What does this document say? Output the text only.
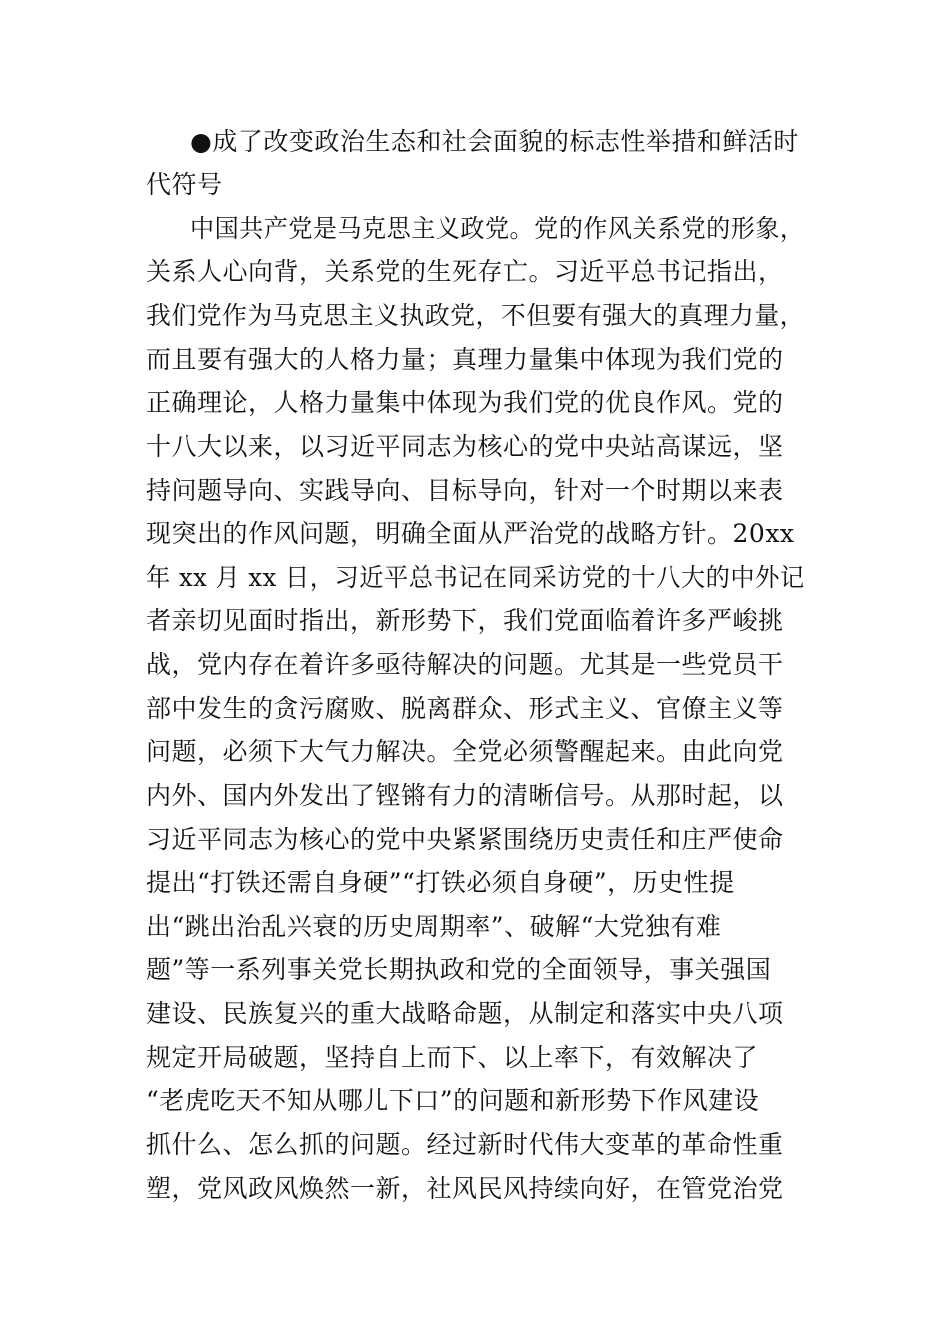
●成了改变政治生态和社会面貌的标志性举措和鲜活时
代符号
中国共产党是马克思主义政党。党的作风关系党的形象，
关系人心向背，关系党的生死存亡。习近平总书记指出，
我们党作为马克思主义执政党，不但要有强大的真理力量，
而且要有强大的人格力量；真理力量集中体现为我们党的
正确理论，人格力量集中体现为我们党的优良作风。党的
十八大以来，以习近平同志为核心的党中央站高谋远，坚
持问题导向、实践导向、目标导向，针对一个时期以来表
现突出的作风问题，明确全面从严治党的战略方针。20xx
年 xx 月 xx 日，习近平总书记在同采访党的十八大的中外记
者亲切见面时指出，新形势下，我们党面临着许多严峻挑
战，党内存在着许多亟待解决的问题。尤其是一些党员干
部中发生的贪污腐败、脱离群众、形式主义、官僚主义等
问题，必须下大气力解决。全党必须警醒起来。由此向党
内外、国内外发出了铿锵有力的清晰信号。从那时起，以
习近平同志为核心的党中央紧紧围绕历史责任和庄严使命
提出“打铁还需自身硬”“打铁必须自身硬”，历史性提
出“跳出治乱兴衰的历史周期率”、破解“大党独有难
题”等一系列事关党长期执政和党的全面领导，事关强国
建设、民族复兴的重大战略命题，从制定和落实中央八项
规定开局破题，坚持自上而下、以上率下，有效解决了
“老虎吃天不知从哪儿下口”的问题和新形势下作风建设
抓什么、怎么抓的问题。经过新时代伟大变革的革命性重
塑，党风政风焕然一新，社风民风持续向好，在管党治党
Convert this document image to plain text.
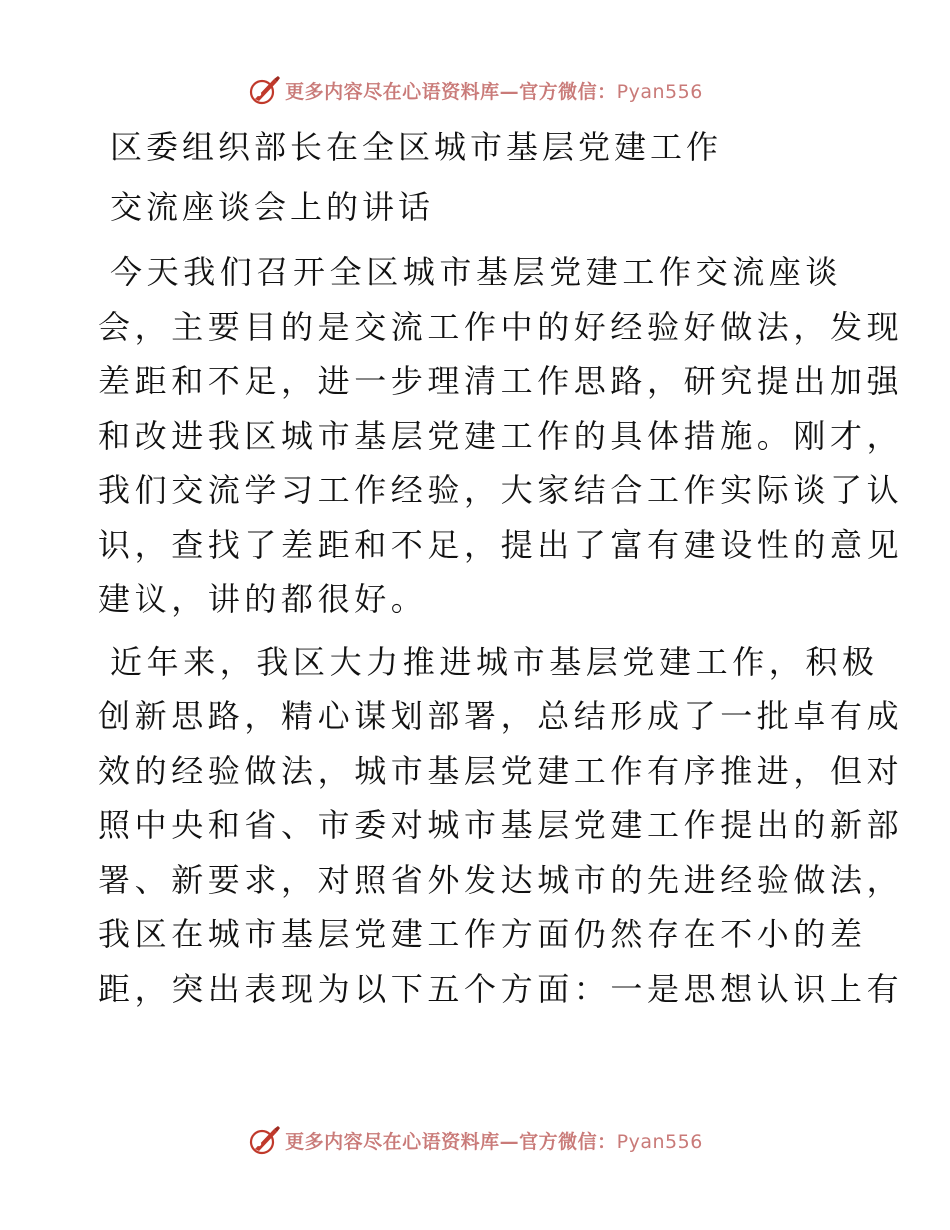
更多内容尽在心语资料库—官方微信：Pyan556

区委组织部长在全区城市基层党建工作

交流座谈会上的讲话

今天我们召开全区城市基层党建工作交流座谈
会，主要目的是交流工作中的好经验好做法，发现
差距和不足，进一步理清工作思路，研究提出加强
和改进我区城市基层党建工作的具体措施。刚才，
我们交流学习工作经验，大家结合工作实际谈了认
识，查找了差距和不足，提出了富有建设性的意见
建议，讲的都很好。

近年来，我区大力推进城市基层党建工作，积极
创新思路，精心谋划部署，总结形成了一批卓有成
效的经验做法，城市基层党建工作有序推进，但对
照中央和省、市委对城市基层党建工作提出的新部
署、新要求，对照省外发达城市的先进经验做法，
我区在城市基层党建工作方面仍然存在不小的差
距，突出表现为以下五个方面：一是思想认识上有

更多内容尽在心语资料库—官方微信：Pyan556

→ **What you will do**: Print the listing above in full, exactly as written. Omit any pictures.

→ **Solution for this task**:
What does this document say? Output the text only.
●成了改变政治生态和社会面貌的标志性举措和鲜活时
代符号
中国共产党是马克思主义政党。党的作风关系党的形象，
关系人心向背，关系党的生死存亡。习近平总书记指出，
我们党作为马克思主义执政党，不但要有强大的真理力量，
而且要有强大的人格力量；真理力量集中体现为我们党的
正确理论，人格力量集中体现为我们党的优良作风。党的
十八大以来，以习近平同志为核心的党中央站高谋远，坚
持问题导向、实践导向、目标导向，针对一个时期以来表
现突出的作风问题，明确全面从严治党的战略方针。20xx
年 xx 月 xx 日，习近平总书记在同采访党的十八大的中外记
者亲切见面时指出，新形势下，我们党面临着许多严峻挑
战，党内存在着许多亟待解决的问题。尤其是一些党员干
部中发生的贪污腐败、脱离群众、形式主义、官僚主义等
问题，必须下大气力解决。全党必须警醒起来。由此向党
内外、国内外发出了铿锵有力的清晰信号。从那时起，以
习近平同志为核心的党中央紧紧围绕历史责任和庄严使命
提出“打铁还需自身硬”“打铁必须自身硬”，历史性提
出“跳出治乱兴衰的历史周期率”、破解“大党独有难
题”等一系列事关党长期执政和党的全面领导，事关强国
建设、民族复兴的重大战略命题，从制定和落实中央八项
规定开局破题，坚持自上而下、以上率下，有效解决了
“老虎吃天不知从哪儿下口”的问题和新形势下作风建设
抓什么、怎么抓的问题。经过新时代伟大变革的革命性重
塑，党风政风焕然一新，社风民风持续向好，在管党治党
Convert this document image to plain text.
更多内容尽在心语资料库—官方微信：Pyan556

区委组织部长在全区城市基层党建工作

交流座谈会上的讲话

今天我们召开全区城市基层党建工作交流座谈
会，主要目的是交流工作中的好经验好做法，发现
差距和不足，进一步理清工作思路，研究提出加强
和改进我区城市基层党建工作的具体措施。刚才，
我们交流学习工作经验，大家结合工作实际谈了认
识，查找了差距和不足，提出了富有建设性的意见
建议，讲的都很好。

近年来，我区大力推进城市基层党建工作，积极
创新思路，精心谋划部署，总结形成了一批卓有成
效的经验做法，城市基层党建工作有序推进，但对
照中央和省、市委对城市基层党建工作提出的新部
署、新要求，对照省外发达城市的先进经验做法，
我区在城市基层党建工作方面仍然存在不小的差
距，突出表现为以下五个方面：一是思想认识上有

更多内容尽在心语资料库—官方微信：Pyan556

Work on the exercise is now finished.